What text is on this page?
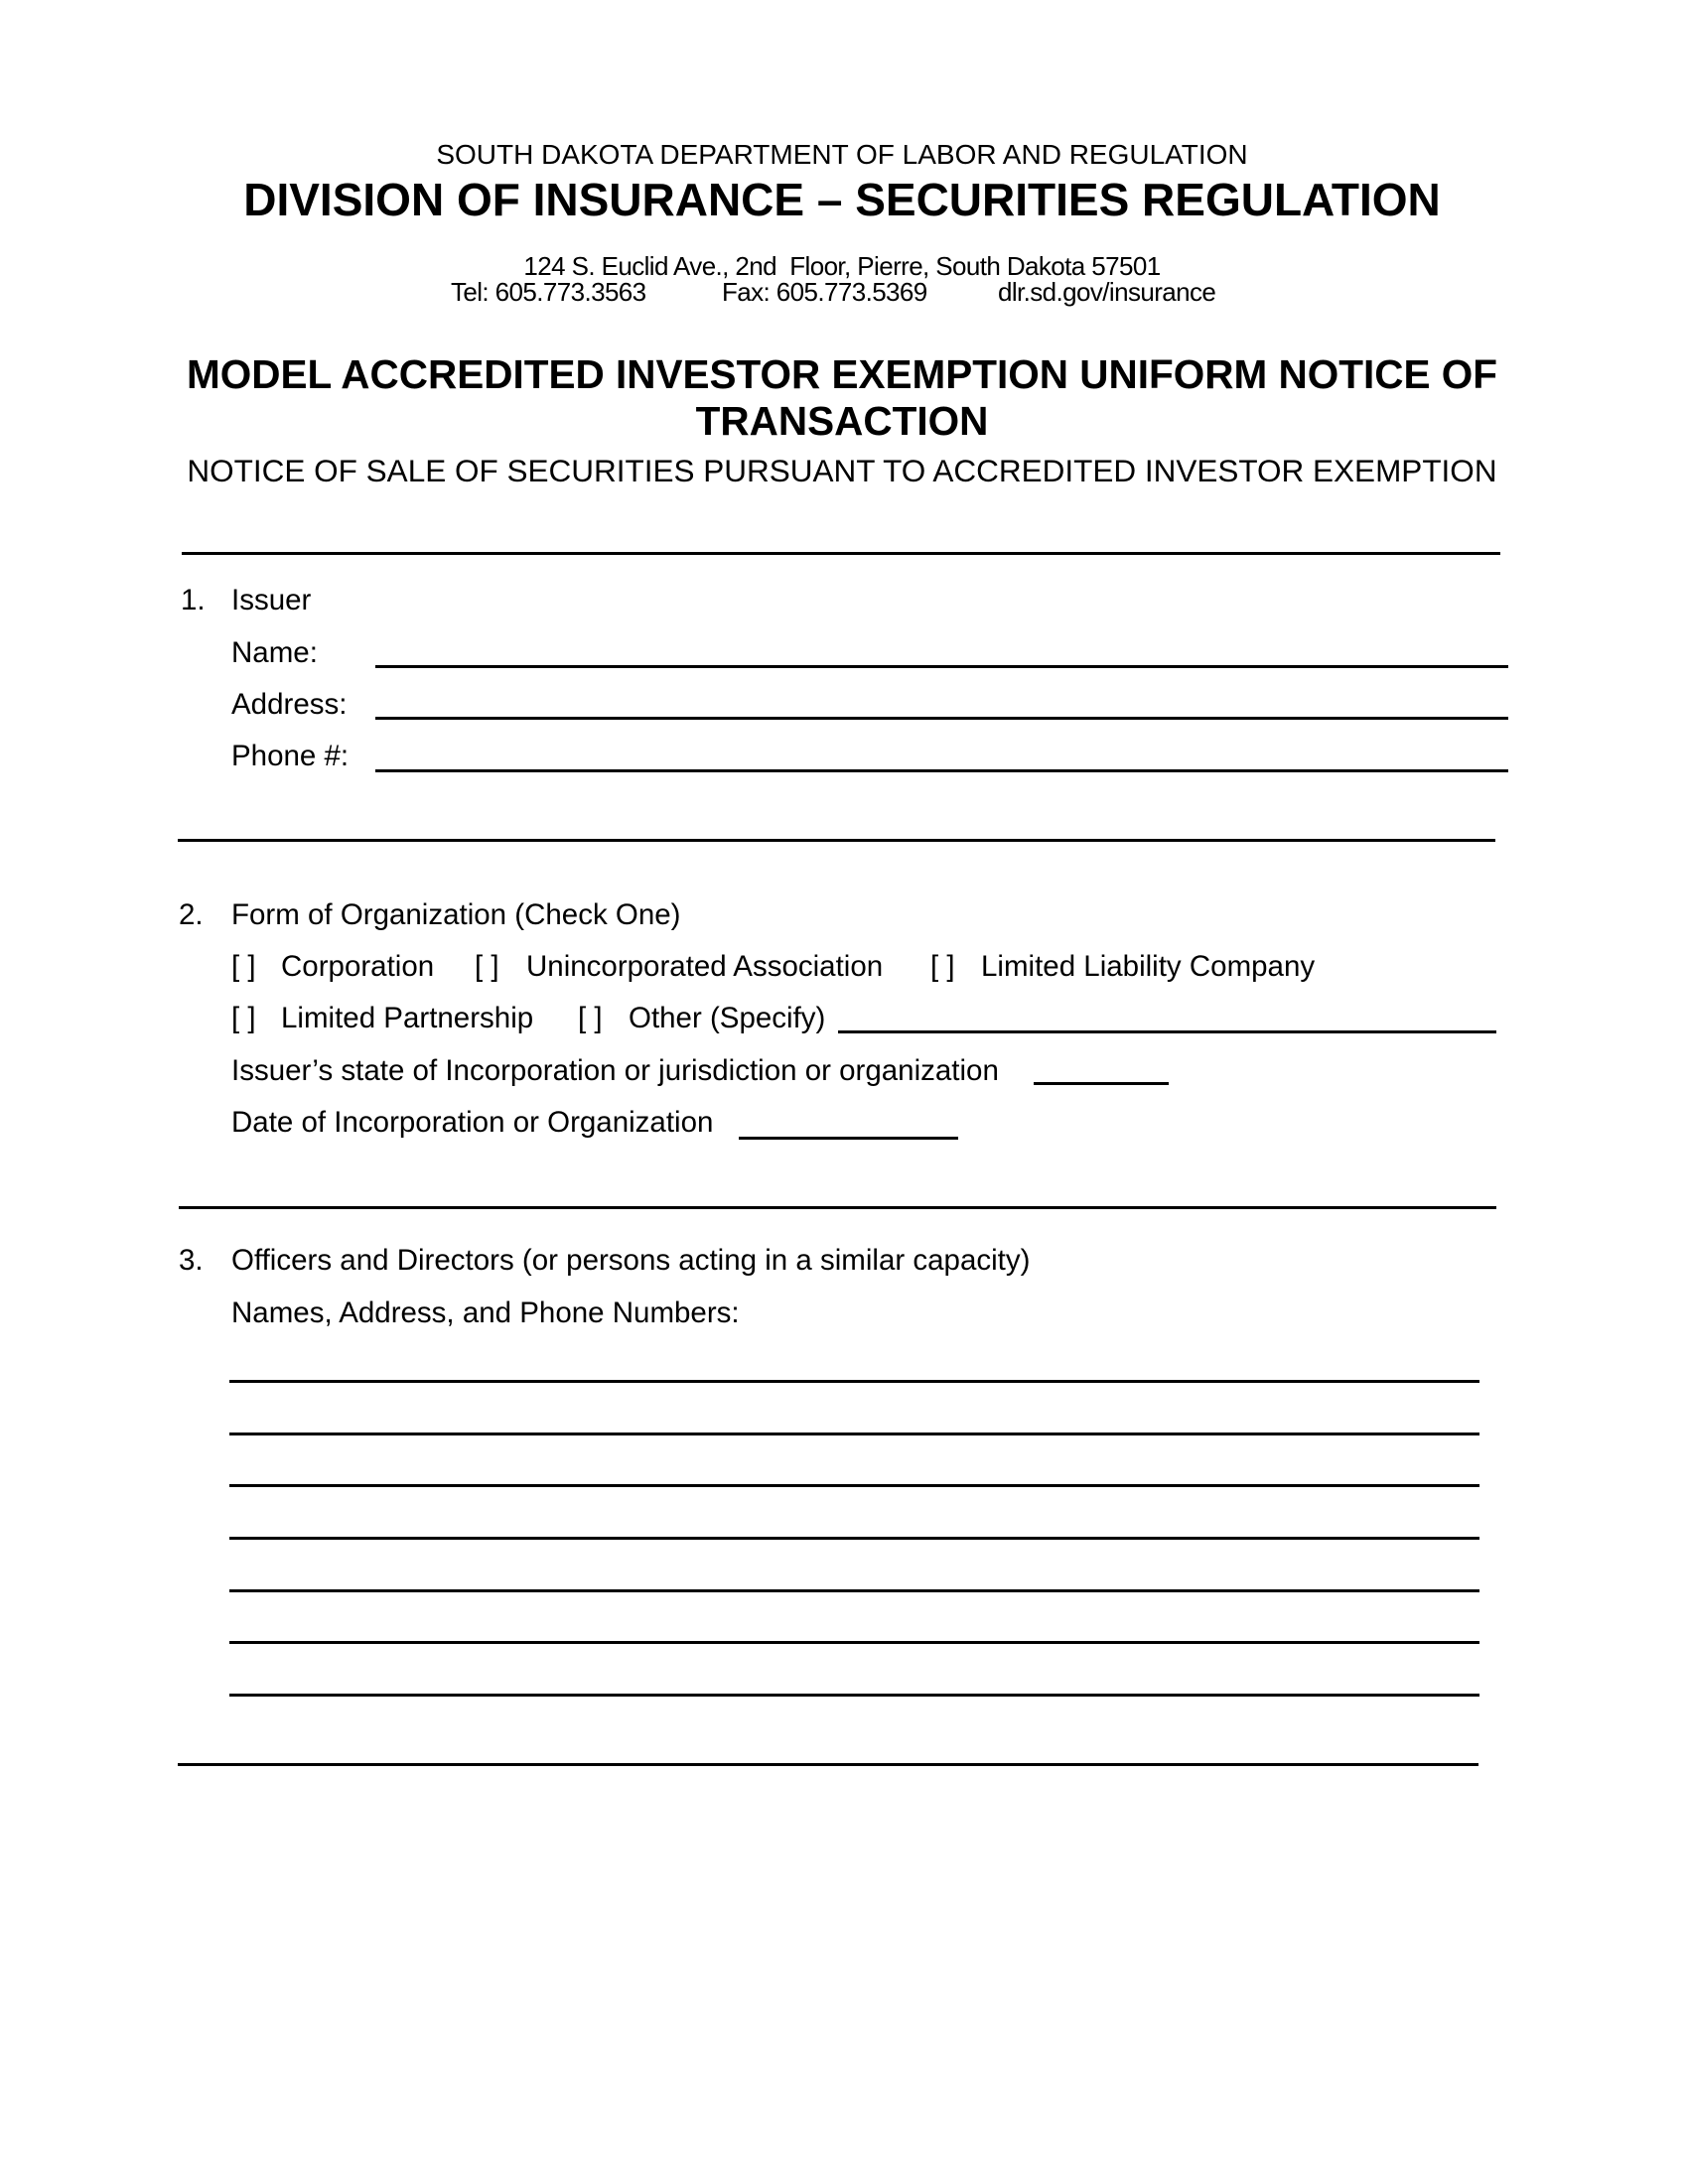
SOUTH DAKOTA DEPARTMENT OF LABOR AND REGULATION
DIVISION OF INSURANCE – SECURITIES REGULATION
124 S. Euclid Ave., 2nd  Floor, Pierre, South Dakota 57501
Tel: 605.773.3563	Fax: 605.773.5369	dlr.sd.gov/insurance
MODEL ACCREDITED INVESTOR EXEMPTION UNIFORM NOTICE OF
TRANSACTION
NOTICE OF SALE OF SECURITIES PURSUANT TO ACCREDITED INVESTOR EXEMPTION
1. Issuer
Name:
Address:
Phone #:
2. Form of Organization (Check One)
[ ] Corporation [ ] Unincorporated Association [ ] Limited Liability Company
[ ] Limited Partnership [ ] Other (Specify)
Issuer’s state of Incorporation or jurisdiction or organization
Date of Incorporation or Organization
3. Officers and Directors (or persons acting in a similar capacity)
Names, Address, and Phone Numbers:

---------------

» **THE TASK**
Quote every line word for word and keep the images out of the copy.

» **SOLUTION TO THE PROBLEM**
What text is on this page?
SOUTH DAKOTA DEPARTMENT OF LABOR AND REGULATION
DIVISION OF INSURANCE – SECURITIES REGULATION
124 S. Euclid Ave., 2nd  Floor, Pierre, South Dakota 57501
Tel: 605.773.3563	Fax: 605.773.5369	dlr.sd.gov/insurance
MODEL ACCREDITED INVESTOR EXEMPTION UNIFORM NOTICE OF
TRANSACTION
NOTICE OF SALE OF SECURITIES PURSUANT TO ACCREDITED INVESTOR EXEMPTION
1. Issuer
Name:
Address:
Phone #:
2. Form of Organization (Check One)
[ ] Corporation [ ] Unincorporated Association [ ] Limited Liability Company
[ ] Limited Partnership [ ] Other (Specify)
Issuer’s state of Incorporation or jurisdiction or organization
Date of Incorporation or Organization
3. Officers and Directors (or persons acting in a similar capacity)
Names, Address, and Phone Numbers:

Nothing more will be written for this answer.